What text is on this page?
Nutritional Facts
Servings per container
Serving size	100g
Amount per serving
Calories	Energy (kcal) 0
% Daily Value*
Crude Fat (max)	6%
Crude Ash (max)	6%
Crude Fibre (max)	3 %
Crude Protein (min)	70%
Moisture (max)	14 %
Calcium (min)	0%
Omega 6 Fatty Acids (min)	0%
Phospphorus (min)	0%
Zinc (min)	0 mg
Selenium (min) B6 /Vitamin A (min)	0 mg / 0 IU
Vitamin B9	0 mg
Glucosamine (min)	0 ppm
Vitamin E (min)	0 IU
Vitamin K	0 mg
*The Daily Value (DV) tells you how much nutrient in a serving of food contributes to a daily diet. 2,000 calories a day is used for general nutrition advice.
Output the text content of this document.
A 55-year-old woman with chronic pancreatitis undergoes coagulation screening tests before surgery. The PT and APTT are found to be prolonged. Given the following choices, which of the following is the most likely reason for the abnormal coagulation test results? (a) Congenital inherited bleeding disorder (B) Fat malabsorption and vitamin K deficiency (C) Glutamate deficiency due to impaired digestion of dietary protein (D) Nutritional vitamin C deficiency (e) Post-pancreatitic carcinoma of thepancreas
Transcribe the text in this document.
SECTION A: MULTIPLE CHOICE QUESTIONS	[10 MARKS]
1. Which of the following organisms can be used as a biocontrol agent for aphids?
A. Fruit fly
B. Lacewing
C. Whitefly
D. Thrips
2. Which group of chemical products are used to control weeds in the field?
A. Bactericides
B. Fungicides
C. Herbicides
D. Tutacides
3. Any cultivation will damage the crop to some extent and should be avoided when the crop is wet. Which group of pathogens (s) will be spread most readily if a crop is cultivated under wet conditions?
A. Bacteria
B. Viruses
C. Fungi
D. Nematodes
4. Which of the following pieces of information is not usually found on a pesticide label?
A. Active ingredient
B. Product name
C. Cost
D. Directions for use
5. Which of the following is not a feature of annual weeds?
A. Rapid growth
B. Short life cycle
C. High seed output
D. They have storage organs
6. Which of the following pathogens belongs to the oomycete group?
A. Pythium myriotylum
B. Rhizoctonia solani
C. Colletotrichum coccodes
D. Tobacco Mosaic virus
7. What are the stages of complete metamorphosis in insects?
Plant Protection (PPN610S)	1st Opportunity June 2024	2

- - - - - - -

[Work to complete]:
Each of the entries must be set down exactly, none omitted.

[Task solution]:
What text is on this page?
Nutritional Facts
Servings per container
Serving size	100g
Amount per serving
Calories	Energy (kcal) 0
% Daily Value*
Crude Fat (max)	6%
Crude Ash (max)	6%
Crude Fibre (max)	3 %
Crude Protein (min)	70%
Moisture (max)	14 %
Calcium (min)	0%
Omega 6 Fatty Acids (min)	0%
Phospphorus (min)	0%
Zinc (min)	0 mg
Selenium (min) B6 /Vitamin A (min)	0 mg / 0 IU
Vitamin B9	0 mg
Glucosamine (min)	0 ppm
Vitamin E (min)	0 IU
Vitamin K	0 mg
*The Daily Value (DV) tells you how much nutrient in a serving of food contributes to a daily diet. 2,000 calories a day is used for general nutrition advice.
Output the text content of this document.
A 55-year-old woman with chronic pancreatitis undergoes coagulation screening tests before surgery. The PT and APTT are found to be prolonged. Given the following choices, which of the following is the most likely reason for the abnormal coagulation test results? (a) Congenital inherited bleeding disorder (B) Fat malabsorption and vitamin K deficiency (C) Glutamate deficiency due to impaired digestion of dietary protein (D) Nutritional vitamin C deficiency (e) Post-pancreatitic carcinoma of thepancreas
Transcribe the text in this document.
SECTION A: MULTIPLE CHOICE QUESTIONS	[10 MARKS]
1. Which of the following organisms can be used as a biocontrol agent for aphids?
A. Fruit fly
B. Lacewing
C. Whitefly
D. Thrips
2. Which group of chemical products are used to control weeds in the field?
A. Bactericides
B. Fungicides
C. Herbicides
D. Tutacides
3. Any cultivation will damage the crop to some extent and should be avoided when the crop is wet. Which group of pathogens (s) will be spread most readily if a crop is cultivated under wet conditions?
A. Bacteria
B. Viruses
C. Fungi
D. Nematodes
4. Which of the following pieces of information is not usually found on a pesticide label?
A. Active ingredient
B. Product name
C. Cost
D. Directions for use
5. Which of the following is not a feature of annual weeds?
A. Rapid growth
B. Short life cycle
C. High seed output
D. They have storage organs
6. Which of the following pathogens belongs to the oomycete group?
A. Pythium myriotylum
B. Rhizoctonia solani
C. Colletotrichum coccodes
D. Tobacco Mosaic virus
7. What are the stages of complete metamorphosis in insects?
Plant Protection (PPN610S)	1st Opportunity June 2024	2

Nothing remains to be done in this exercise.